• **What to do**:
Quote all of the data below exactly, please.

+++

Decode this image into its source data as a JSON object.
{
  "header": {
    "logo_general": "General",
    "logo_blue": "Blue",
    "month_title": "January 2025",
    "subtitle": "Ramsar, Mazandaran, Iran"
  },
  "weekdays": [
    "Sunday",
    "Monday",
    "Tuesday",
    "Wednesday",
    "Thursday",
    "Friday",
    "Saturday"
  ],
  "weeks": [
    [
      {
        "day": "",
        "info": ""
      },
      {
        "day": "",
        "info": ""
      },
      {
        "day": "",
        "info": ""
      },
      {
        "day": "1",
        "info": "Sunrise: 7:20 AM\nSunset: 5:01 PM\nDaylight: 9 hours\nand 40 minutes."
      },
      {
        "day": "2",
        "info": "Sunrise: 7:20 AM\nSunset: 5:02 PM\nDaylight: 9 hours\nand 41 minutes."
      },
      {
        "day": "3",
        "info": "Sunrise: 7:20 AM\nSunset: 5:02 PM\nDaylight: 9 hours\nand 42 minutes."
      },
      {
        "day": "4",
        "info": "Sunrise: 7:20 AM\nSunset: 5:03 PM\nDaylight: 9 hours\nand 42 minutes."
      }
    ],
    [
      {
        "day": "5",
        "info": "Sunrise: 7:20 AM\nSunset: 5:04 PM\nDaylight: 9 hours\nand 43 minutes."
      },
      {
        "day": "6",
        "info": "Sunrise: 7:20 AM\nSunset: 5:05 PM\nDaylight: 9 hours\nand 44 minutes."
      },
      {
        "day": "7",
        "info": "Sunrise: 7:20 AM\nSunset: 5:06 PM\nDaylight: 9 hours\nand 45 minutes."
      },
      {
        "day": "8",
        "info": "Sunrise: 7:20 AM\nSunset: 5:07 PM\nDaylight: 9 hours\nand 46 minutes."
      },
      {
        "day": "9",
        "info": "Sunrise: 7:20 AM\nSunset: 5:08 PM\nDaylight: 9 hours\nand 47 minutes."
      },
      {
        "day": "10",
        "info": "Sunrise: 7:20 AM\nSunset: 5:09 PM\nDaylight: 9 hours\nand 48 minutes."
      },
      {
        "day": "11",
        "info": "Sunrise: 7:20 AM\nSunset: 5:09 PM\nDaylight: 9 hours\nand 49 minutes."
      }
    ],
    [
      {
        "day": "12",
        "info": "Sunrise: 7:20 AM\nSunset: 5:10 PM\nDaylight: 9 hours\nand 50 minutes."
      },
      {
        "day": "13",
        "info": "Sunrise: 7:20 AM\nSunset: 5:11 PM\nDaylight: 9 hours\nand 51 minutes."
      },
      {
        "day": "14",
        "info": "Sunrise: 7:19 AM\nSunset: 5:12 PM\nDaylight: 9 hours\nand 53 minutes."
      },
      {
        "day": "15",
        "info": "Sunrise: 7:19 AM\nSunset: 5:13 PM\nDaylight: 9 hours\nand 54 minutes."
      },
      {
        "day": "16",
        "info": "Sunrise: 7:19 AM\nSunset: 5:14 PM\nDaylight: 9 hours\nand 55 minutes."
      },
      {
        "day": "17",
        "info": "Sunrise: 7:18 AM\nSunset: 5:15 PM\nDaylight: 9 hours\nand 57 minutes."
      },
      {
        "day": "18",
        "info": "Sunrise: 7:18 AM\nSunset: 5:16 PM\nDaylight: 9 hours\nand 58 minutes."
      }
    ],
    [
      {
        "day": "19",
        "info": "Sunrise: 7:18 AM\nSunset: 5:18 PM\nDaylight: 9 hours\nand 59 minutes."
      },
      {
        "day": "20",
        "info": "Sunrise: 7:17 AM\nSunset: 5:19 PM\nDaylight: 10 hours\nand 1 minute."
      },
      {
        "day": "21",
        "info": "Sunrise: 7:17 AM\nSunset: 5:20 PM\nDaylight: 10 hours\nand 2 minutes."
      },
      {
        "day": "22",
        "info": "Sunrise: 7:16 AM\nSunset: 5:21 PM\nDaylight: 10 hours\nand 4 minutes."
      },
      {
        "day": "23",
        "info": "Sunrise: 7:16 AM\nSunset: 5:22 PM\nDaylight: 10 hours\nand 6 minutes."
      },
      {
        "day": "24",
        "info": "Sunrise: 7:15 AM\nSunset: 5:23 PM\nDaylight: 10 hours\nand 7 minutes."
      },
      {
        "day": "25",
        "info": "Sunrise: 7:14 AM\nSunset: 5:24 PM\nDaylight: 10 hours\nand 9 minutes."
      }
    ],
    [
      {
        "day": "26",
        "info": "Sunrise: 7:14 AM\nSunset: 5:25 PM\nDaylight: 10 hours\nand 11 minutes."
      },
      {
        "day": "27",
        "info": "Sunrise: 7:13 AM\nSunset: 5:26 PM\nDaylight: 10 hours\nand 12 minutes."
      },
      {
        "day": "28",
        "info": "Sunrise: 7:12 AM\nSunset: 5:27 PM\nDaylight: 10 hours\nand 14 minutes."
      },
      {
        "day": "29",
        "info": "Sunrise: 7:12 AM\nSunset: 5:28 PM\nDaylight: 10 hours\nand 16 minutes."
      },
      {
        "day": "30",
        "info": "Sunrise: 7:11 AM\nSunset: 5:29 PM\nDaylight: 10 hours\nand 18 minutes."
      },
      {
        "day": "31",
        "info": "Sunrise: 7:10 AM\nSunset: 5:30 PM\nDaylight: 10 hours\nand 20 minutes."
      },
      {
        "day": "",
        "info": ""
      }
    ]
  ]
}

+++

• **Reply to the exercise**:
Decode this image into its source data as a JSON object.
{
  "header": {
    "logo_general": "General",
    "logo_blue": "Blue",
    "month_title": "January 2025",
    "subtitle": "Ramsar, Mazandaran, Iran"
  },
  "weekdays": [
    "Sunday",
    "Monday",
    "Tuesday",
    "Wednesday",
    "Thursday",
    "Friday",
    "Saturday"
  ],
  "weeks": [
    [
      {
        "day": "",
        "info": ""
      },
      {
        "day": "",
        "info": ""
      },
      {
        "day": "",
        "info": ""
      },
      {
        "day": "1",
        "info": "Sunrise: 7:20 AM\nSunset: 5:01 PM\nDaylight: 9 hours\nand 40 minutes."
      },
      {
        "day": "2",
        "info": "Sunrise: 7:20 AM\nSunset: 5:02 PM\nDaylight: 9 hours\nand 41 minutes."
      },
      {
        "day": "3",
        "info": "Sunrise: 7:20 AM\nSunset: 5:02 PM\nDaylight: 9 hours\nand 42 minutes."
      },
      {
        "day": "4",
        "info": "Sunrise: 7:20 AM\nSunset: 5:03 PM\nDaylight: 9 hours\nand 42 minutes."
      }
    ],
    [
      {
        "day": "5",
        "info": "Sunrise: 7:20 AM\nSunset: 5:04 PM\nDaylight: 9 hours\nand 43 minutes."
      },
      {
        "day": "6",
        "info": "Sunrise: 7:20 AM\nSunset: 5:05 PM\nDaylight: 9 hours\nand 44 minutes."
      },
      {
        "day": "7",
        "info": "Sunrise: 7:20 AM\nSunset: 5:06 PM\nDaylight: 9 hours\nand 45 minutes."
      },
      {
        "day": "8",
        "info": "Sunrise: 7:20 AM\nSunset: 5:07 PM\nDaylight: 9 hours\nand 46 minutes."
      },
      {
        "day": "9",
        "info": "Sunrise: 7:20 AM\nSunset: 5:08 PM\nDaylight: 9 hours\nand 47 minutes."
      },
      {
        "day": "10",
        "info": "Sunrise: 7:20 AM\nSunset: 5:09 PM\nDaylight: 9 hours\nand 48 minutes."
      },
      {
        "day": "11",
        "info": "Sunrise: 7:20 AM\nSunset: 5:09 PM\nDaylight: 9 hours\nand 49 minutes."
      }
    ],
    [
      {
        "day": "12",
        "info": "Sunrise: 7:20 AM\nSunset: 5:10 PM\nDaylight: 9 hours\nand 50 minutes."
      },
      {
        "day": "13",
        "info": "Sunrise: 7:20 AM\nSunset: 5:11 PM\nDaylight: 9 hours\nand 51 minutes."
      },
      {
        "day": "14",
        "info": "Sunrise: 7:19 AM\nSunset: 5:12 PM\nDaylight: 9 hours\nand 53 minutes."
      },
      {
        "day": "15",
        "info": "Sunrise: 7:19 AM\nSunset: 5:13 PM\nDaylight: 9 hours\nand 54 minutes."
      },
      {
        "day": "16",
        "info": "Sunrise: 7:19 AM\nSunset: 5:14 PM\nDaylight: 9 hours\nand 55 minutes."
      },
      {
        "day": "17",
        "info": "Sunrise: 7:18 AM\nSunset: 5:15 PM\nDaylight: 9 hours\nand 57 minutes."
      },
      {
        "day": "18",
        "info": "Sunrise: 7:18 AM\nSunset: 5:16 PM\nDaylight: 9 hours\nand 58 minutes."
      }
    ],
    [
      {
        "day": "19",
        "info": "Sunrise: 7:18 AM\nSunset: 5:18 PM\nDaylight: 9 hours\nand 59 minutes."
      },
      {
        "day": "20",
        "info": "Sunrise: 7:17 AM\nSunset: 5:19 PM\nDaylight: 10 hours\nand 1 minute."
      },
      {
        "day": "21",
        "info": "Sunrise: 7:17 AM\nSunset: 5:20 PM\nDaylight: 10 hours\nand 2 minutes."
      },
      {
        "day": "22",
        "info": "Sunrise: 7:16 AM\nSunset: 5:21 PM\nDaylight: 10 hours\nand 4 minutes."
      },
      {
        "day": "23",
        "info": "Sunrise: 7:16 AM\nSunset: 5:22 PM\nDaylight: 10 hours\nand 6 minutes."
      },
      {
        "day": "24",
        "info": "Sunrise: 7:15 AM\nSunset: 5:23 PM\nDaylight: 10 hours\nand 7 minutes."
      },
      {
        "day": "25",
        "info": "Sunrise: 7:14 AM\nSunset: 5:24 PM\nDaylight: 10 hours\nand 9 minutes."
      }
    ],
    [
      {
        "day": "26",
        "info": "Sunrise: 7:14 AM\nSunset: 5:25 PM\nDaylight: 10 hours\nand 11 minutes."
      },
      {
        "day": "27",
        "info": "Sunrise: 7:13 AM\nSunset: 5:26 PM\nDaylight: 10 hours\nand 12 minutes."
      },
      {
        "day": "28",
        "info": "Sunrise: 7:12 AM\nSunset: 5:27 PM\nDaylight: 10 hours\nand 14 minutes."
      },
      {
        "day": "29",
        "info": "Sunrise: 7:12 AM\nSunset: 5:28 PM\nDaylight: 10 hours\nand 16 minutes."
      },
      {
        "day": "30",
        "info": "Sunrise: 7:11 AM\nSunset: 5:29 PM\nDaylight: 10 hours\nand 18 minutes."
      },
      {
        "day": "31",
        "info": "Sunrise: 7:10 AM\nSunset: 5:30 PM\nDaylight: 10 hours\nand 20 minutes."
      },
      {
        "day": "",
        "info": ""
      }
    ]
  ]
}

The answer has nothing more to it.